_WORK TO COMPLETE_: Restate each line of the listing exactly, without carrying over any pictures.

Stored entries:
begin
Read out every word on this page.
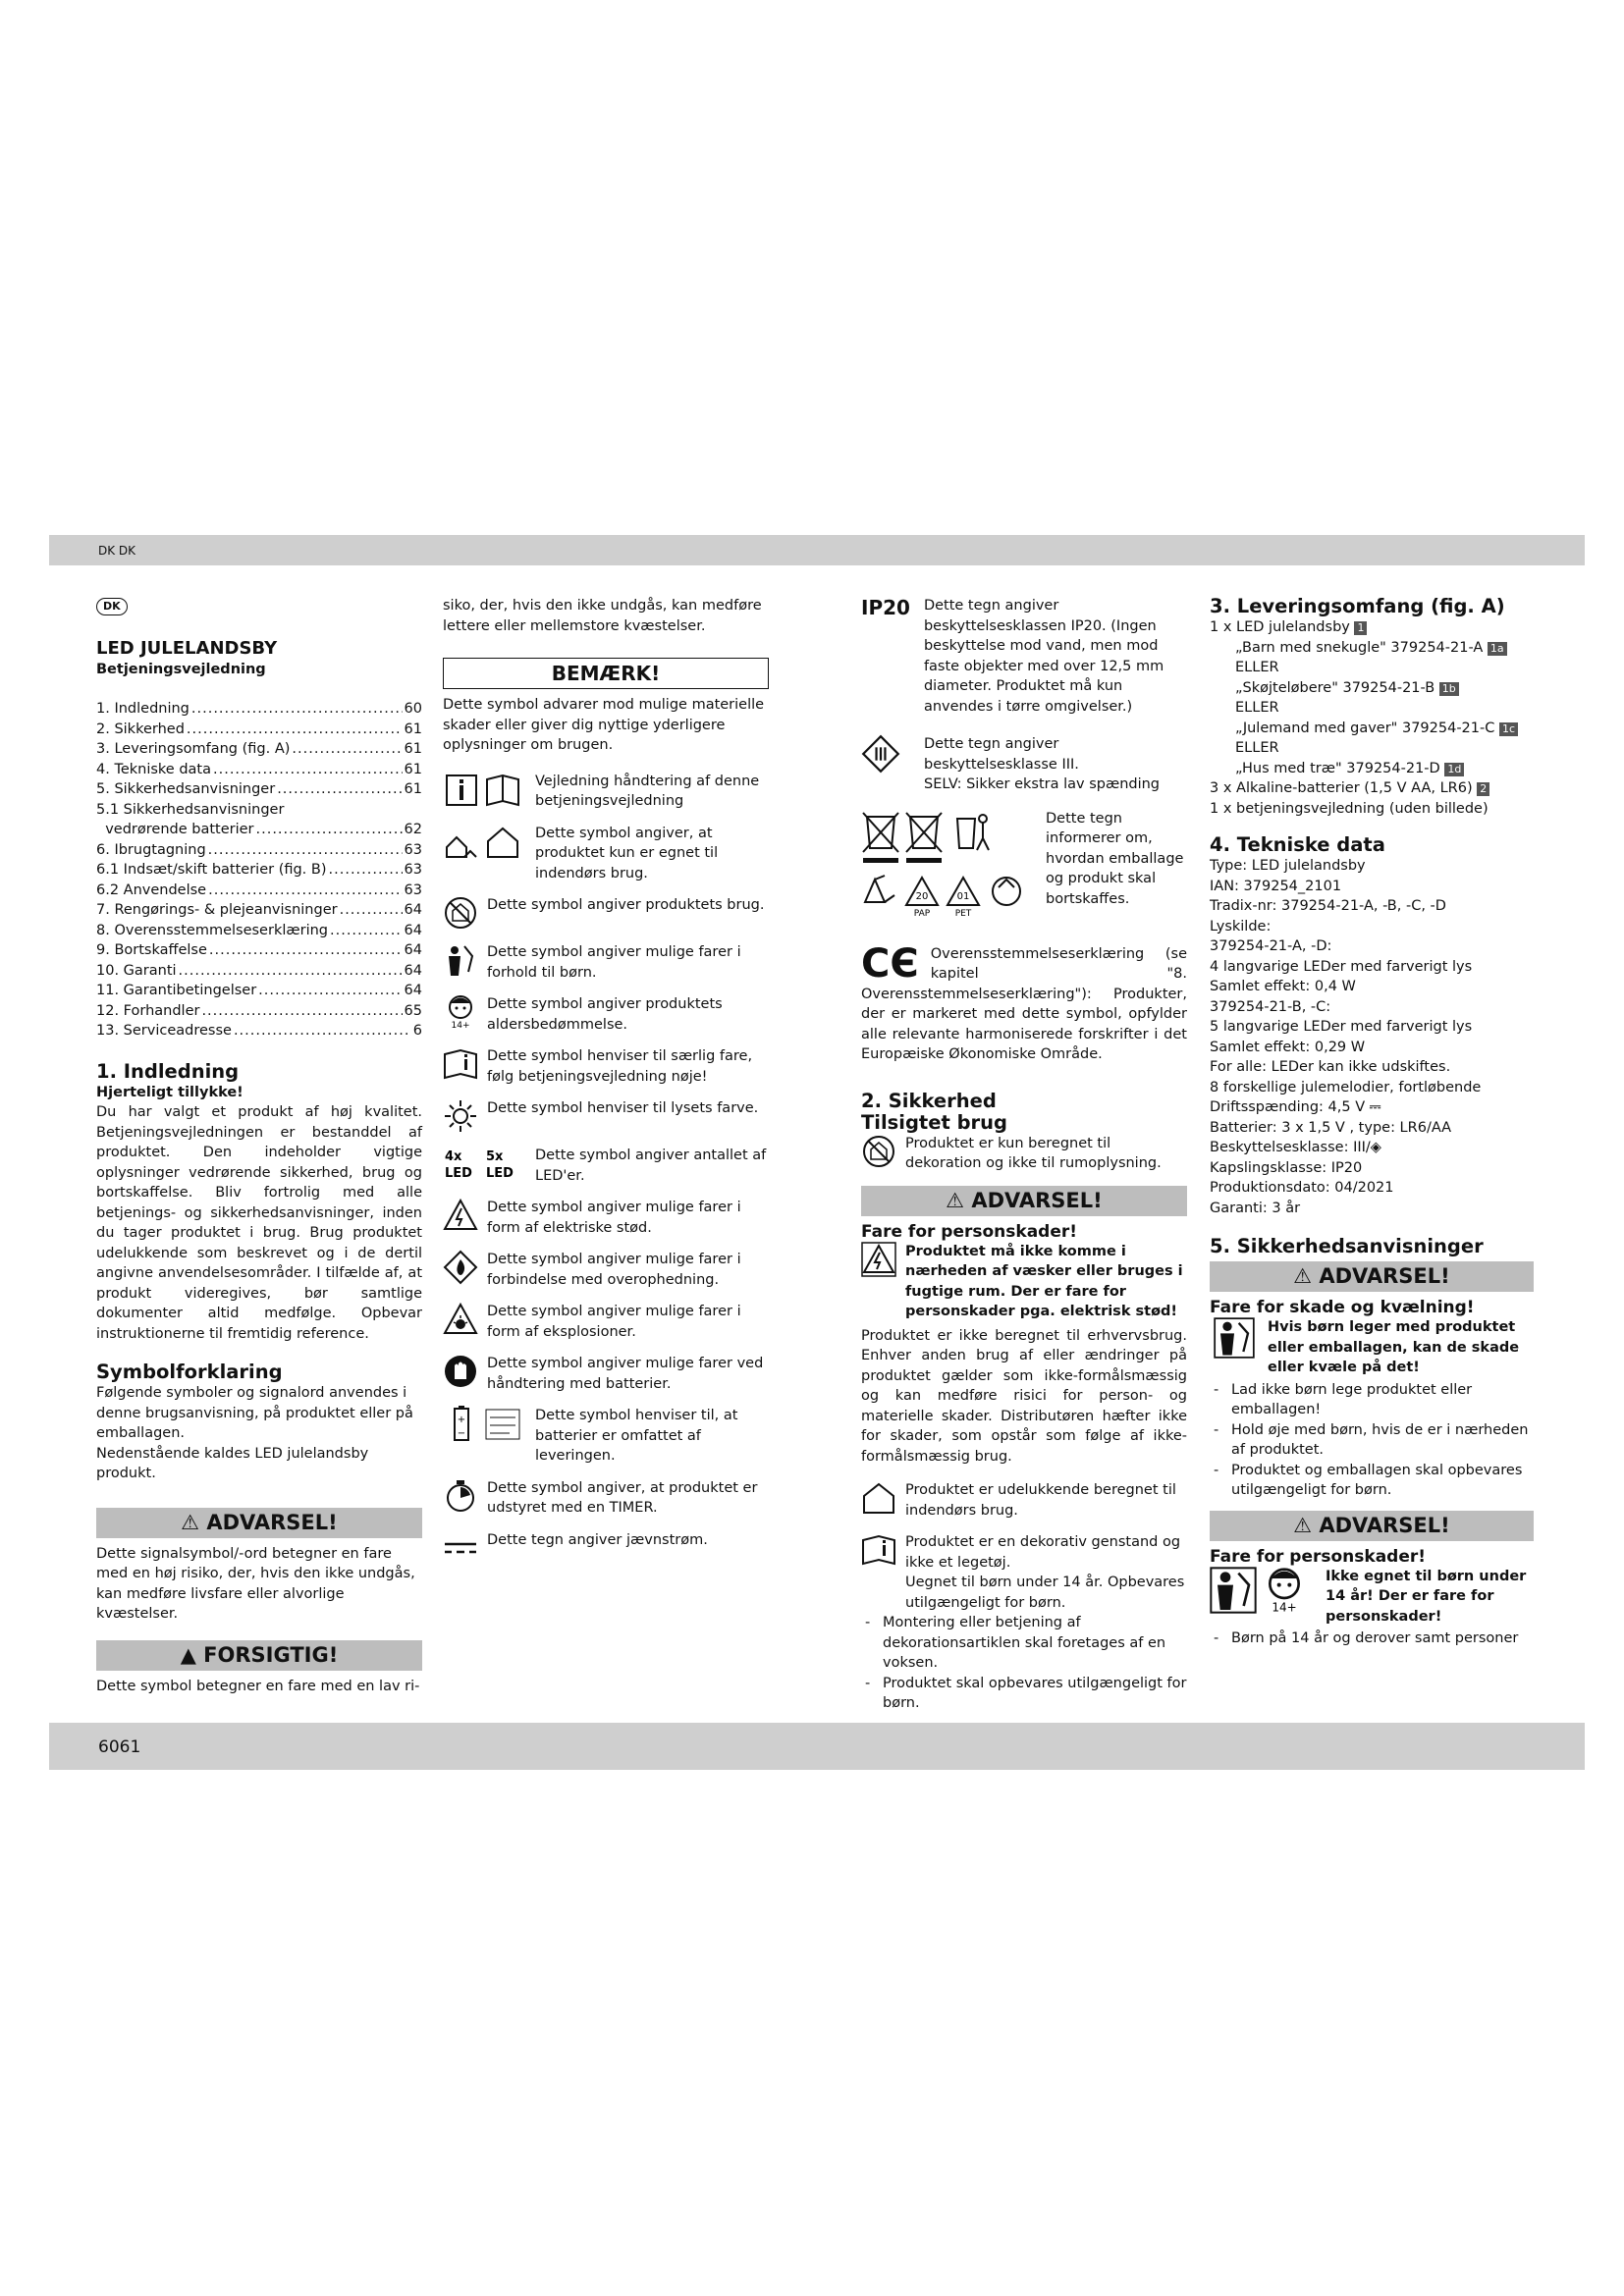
DK DK
DK

LED JULELANDSBY

Betjeningsvejledning

1. Indledning .....	60
2. Sikkerhed .....	61
3. Leveringsomfang (fig. A) .....	61
4. Tekniske data .....	61
5. Sikkerhedsanvisninger .....	61
5.1 Sikkerhedsanvisninger
vedrørende batterier .....	62
6. Ibrugtagning .....	63
6.1 Indsæt/skift batterier (fig. B) .....	63
6.2 Anvendelse .....	63
7. Rengørings- & plejeanvisninger .....	64
8. Overensstemmelseserklæring .....	64
9. Bortskaffelse .....	64
10. Garanti .....	64
11. Garantibetingelser .....	64
12. Forhandler .....	65
13. Serviceadresse .....	6

1. Indledning

Hjerteligt tillykke!

Du har valgt et produkt af høj kvalitet. Betjeningsvejledningen er bestanddel af produktet. Den indeholder vigtige oplysninger vedrørende sikkerhed, brug og bortskaffelse. Bliv fortrolig med alle betjenings- og sikkerhedsanvisninger, inden du tager produktet i brug. Brug produktet udelukkende som beskrevet og i de dertil angivne anvendelsesområder. I tilfælde af, at produkt videregives, bør samtlige dokumenter altid medfølge. Opbevar instruktionerne til fremtidig reference.

Symbolforklaring

Følgende symboler og signalord anvendes i denne brugsanvisning, på produktet eller på emballagen.

Nedenstående kaldes LED julelandsby produkt.

⚠ ADVARSEL!

Dette signalsymbol/-ord betegner en fare med en høj risiko, der, hvis den ikke undgås, kan medføre livsfare eller alvorlige kvæstelser.

▲ FORSIGTIG!

Dette symbol betegner en fare med en lav ri-

siko, der, hvis den ikke undgås, kan medføre lettere eller mellemstore kvæstelser.

BEMÆRK!

Dette symbol advarer mod mulige materielle skader eller giver dig nyttige yderligere oplysninger om brugen.

Vejledning håndtering af denne betjeningsvejledning
Dette symbol angiver, at produktet kun er egnet til indendørs brug.
Dette symbol angiver produktets brug.
Dette symbol angiver mulige farer i forhold til børn.
14+
Dette symbol angiver produktets aldersbedømmelse.
Dette symbol henviser til særlig fare, følg betjeningsvejledning nøje!
Dette symbol henviser til lysets farve.
4x
LED
5x
LED
Dette symbol angiver antallet af LED'er.
Dette symbol angiver mulige farer i form af elektriske stød.
Dette symbol angiver mulige farer i forbindelse med overophedning.
Dette symbol angiver mulige farer i form af eksplosioner.
Dette symbol angiver mulige farer ved håndtering med batterier.
+
−
Dette symbol henviser til, at batterier er omfattet af leveringen.
Dette symbol angiver, at produktet er udstyret med en TIMER.
Dette tegn angiver jævnstrøm.
IP20 Dette tegn angiver beskyttelsesklassen IP20. (Ingen beskyttelse mod vand, men mod faste objekter med over 12,5 mm diameter. Produktet må kun anvendes i tørre omgivelser.)

Dette tegn angiver beskyttelsesklasse III.

SELV: Sikker ekstra lav spænding

20	01
PAP	PET
Dette tegn informerer om, hvordan emballage og produkt skal bortskaffes.
C​​Є Overensstemmelseserklæring (se kapitel "8. Overensstemmelseserklæring"): Produkter, der er markeret med dette symbol, opfylder alle relevante harmoniserede forskrifter i det Europæiske Økonomiske Område.

2. Sikkerhed

Tilsigtet brug

Produktet er kun beregnet til dekoration og ikke til rumoplysning.
⚠ ADVARSEL!

Fare for personskader!

Produktet må ikke komme i nærheden af væsker eller bruges i fugtige rum. Der er fare for personskader pga. elektrisk stød!

Produktet er ikke beregnet til erhvervsbrug. Enhver anden brug af eller ændringer på produktet gælder som ikke-formålsmæssig og kan medføre risici for person- og materielle skader. Distributøren hæfter ikke for skader, som opstår som følge af ikke-formålsmæssig brug.

Produktet er udelukkende beregnet til indendørs brug.

Produktet er en dekorativ genstand og ikke et legetøj.

Uegnet til børn under 14 år. Opbevares utilgængeligt for børn.

- Montering eller betjening af dekorationsartiklen skal foretages af en voksen.
- Produktet skal opbevares utilgængeligt for børn.

3. Leveringsomfang (fig. A)

1 x LED julelandsby 1

„Barn med snekugle" 379254-21-A 1a

ELLER

„Skøjteløbere" 379254-21-B 1b

ELLER

„Julemand med gaver" 379254-21-C 1c

ELLER

„Hus med træ" 379254-21-D 1d

3 x Alkaline-batterier (1,5 V AA, LR6) 2

1 x betjeningsvejledning (uden billede)

4. Tekniske data

Type: LED julelandsby

IAN: 379254_2101

Tradix-nr: 379254-21-A, -B, -C, -D

Lyskilde:

379254-21-A, -D:

4 langvarige LEDer med farverigt lys

Samlet effekt: 0,4 W

379254-21-B, -C:

5 langvarige LEDer med farverigt lys

Samlet effekt: 0,29 W

For alle: LEDer kan ikke udskiftes.

8 forskellige julemelodier, fortløbende

Driftsspænding: 4,5 V ⎓

Batterier: 3 x 1,5 V , type: LR6/AA

Beskyttelsesklasse: III/◈

Kapslingsklasse: IP20

Produktionsdato: 04/2021

Garanti: 3 år

5. Sikkerhedsanvisninger

⚠ ADVARSEL!

Fare for skade og kvælning!

Hvis børn leger med produktet eller emballagen, kan de skade eller kvæle på det!
- Lad ikke børn lege produktet eller emballagen!
- Hold øje med børn, hvis de er i nærheden af produktet.
- Produktet og emballagen skal opbevares utilgængeligt for børn.
⚠ ADVARSEL!

Fare for personskader!

14+
Ikke egnet til børn under 14 år! Der er fare for personskader!
- Børn på 14 år og derover samt personer
6061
end
_WRITTEN ANSWER_:
Read out every word on this page.
DK DK
DK

LED JULELANDSBY

Betjeningsvejledning

1. Indledning .....	60
2. Sikkerhed .....	61
3. Leveringsomfang (fig. A) .....	61
4. Tekniske data .....	61
5. Sikkerhedsanvisninger .....	61
5.1 Sikkerhedsanvisninger
vedrørende batterier .....	62
6. Ibrugtagning .....	63
6.1 Indsæt/skift batterier (fig. B) .....	63
6.2 Anvendelse .....	63
7. Rengørings- & plejeanvisninger .....	64
8. Overensstemmelseserklæring .....	64
9. Bortskaffelse .....	64
10. Garanti .....	64
11. Garantibetingelser .....	64
12. Forhandler .....	65
13. Serviceadresse .....	6

1. Indledning

Hjerteligt tillykke!

Du har valgt et produkt af høj kvalitet. Betjeningsvejledningen er bestanddel af produktet. Den indeholder vigtige oplysninger vedrørende sikkerhed, brug og bortskaffelse. Bliv fortrolig med alle betjenings- og sikkerhedsanvisninger, inden du tager produktet i brug. Brug produktet udelukkende som beskrevet og i de dertil angivne anvendelsesområder. I tilfælde af, at produkt videregives, bør samtlige dokumenter altid medfølge. Opbevar instruktionerne til fremtidig reference.

Symbolforklaring

Følgende symboler og signalord anvendes i denne brugsanvisning, på produktet eller på emballagen.

Nedenstående kaldes LED julelandsby produkt.

⚠ ADVARSEL!

Dette signalsymbol/-ord betegner en fare med en høj risiko, der, hvis den ikke undgås, kan medføre livsfare eller alvorlige kvæstelser.

▲ FORSIGTIG!

Dette symbol betegner en fare med en lav ri-

siko, der, hvis den ikke undgås, kan medføre lettere eller mellemstore kvæstelser.

BEMÆRK!

Dette symbol advarer mod mulige materielle skader eller giver dig nyttige yderligere oplysninger om brugen.

Vejledning håndtering af denne betjeningsvejledning
Dette symbol angiver, at produktet kun er egnet til indendørs brug.
Dette symbol angiver produktets brug.
Dette symbol angiver mulige farer i forhold til børn.
14+
Dette symbol angiver produktets aldersbedømmelse.
Dette symbol henviser til særlig fare, følg betjeningsvejledning nøje!
Dette symbol henviser til lysets farve.
4x
LED
5x
LED
Dette symbol angiver antallet af LED'er.
Dette symbol angiver mulige farer i form af elektriske stød.
Dette symbol angiver mulige farer i forbindelse med overophedning.
Dette symbol angiver mulige farer i form af eksplosioner.
Dette symbol angiver mulige farer ved håndtering med batterier.
+
−
Dette symbol henviser til, at batterier er omfattet af leveringen.
Dette symbol angiver, at produktet er udstyret med en TIMER.
Dette tegn angiver jævnstrøm.
IP20 Dette tegn angiver beskyttelsesklassen IP20. (Ingen beskyttelse mod vand, men mod faste objekter med over 12,5 mm diameter. Produktet må kun anvendes i tørre omgivelser.)

Dette tegn angiver beskyttelsesklasse III.

SELV: Sikker ekstra lav spænding

20	01
PAP	PET
Dette tegn informerer om, hvordan emballage og produkt skal bortskaffes.
C​​Є Overensstemmelseserklæring (se kapitel "8. Overensstemmelseserklæring"): Produkter, der er markeret med dette symbol, opfylder alle relevante harmoniserede forskrifter i det Europæiske Økonomiske Område.

2. Sikkerhed

Tilsigtet brug

Produktet er kun beregnet til dekoration og ikke til rumoplysning.
⚠ ADVARSEL!

Fare for personskader!

Produktet må ikke komme i nærheden af væsker eller bruges i fugtige rum. Der er fare for personskader pga. elektrisk stød!

Produktet er ikke beregnet til erhvervsbrug. Enhver anden brug af eller ændringer på produktet gælder som ikke-formålsmæssig og kan medføre risici for person- og materielle skader. Distributøren hæfter ikke for skader, som opstår som følge af ikke-formålsmæssig brug.

Produktet er udelukkende beregnet til indendørs brug.

Produktet er en dekorativ genstand og ikke et legetøj.

Uegnet til børn under 14 år. Opbevares utilgængeligt for børn.

- Montering eller betjening af dekorationsartiklen skal foretages af en voksen.
- Produktet skal opbevares utilgængeligt for børn.

3. Leveringsomfang (fig. A)

1 x LED julelandsby 1

„Barn med snekugle" 379254-21-A 1a

ELLER

„Skøjteløbere" 379254-21-B 1b

ELLER

„Julemand med gaver" 379254-21-C 1c

ELLER

„Hus med træ" 379254-21-D 1d

3 x Alkaline-batterier (1,5 V AA, LR6) 2

1 x betjeningsvejledning (uden billede)

4. Tekniske data

Type: LED julelandsby

IAN: 379254_2101

Tradix-nr: 379254-21-A, -B, -C, -D

Lyskilde:

379254-21-A, -D:

4 langvarige LEDer med farverigt lys

Samlet effekt: 0,4 W

379254-21-B, -C:

5 langvarige LEDer med farverigt lys

Samlet effekt: 0,29 W

For alle: LEDer kan ikke udskiftes.

8 forskellige julemelodier, fortløbende

Driftsspænding: 4,5 V ⎓

Batterier: 3 x 1,5 V , type: LR6/AA

Beskyttelsesklasse: III/◈

Kapslingsklasse: IP20

Produktionsdato: 04/2021

Garanti: 3 år

5. Sikkerhedsanvisninger

⚠ ADVARSEL!

Fare for skade og kvælning!

Hvis børn leger med produktet eller emballagen, kan de skade eller kvæle på det!
- Lad ikke børn lege produktet eller emballagen!
- Hold øje med børn, hvis de er i nærheden af produktet.
- Produktet og emballagen skal opbevares utilgængeligt for børn.
⚠ ADVARSEL!

Fare for personskader!

14+
Ikke egnet til børn under 14 år! Der er fare for personskader!
- Børn på 14 år og derover samt personer
6061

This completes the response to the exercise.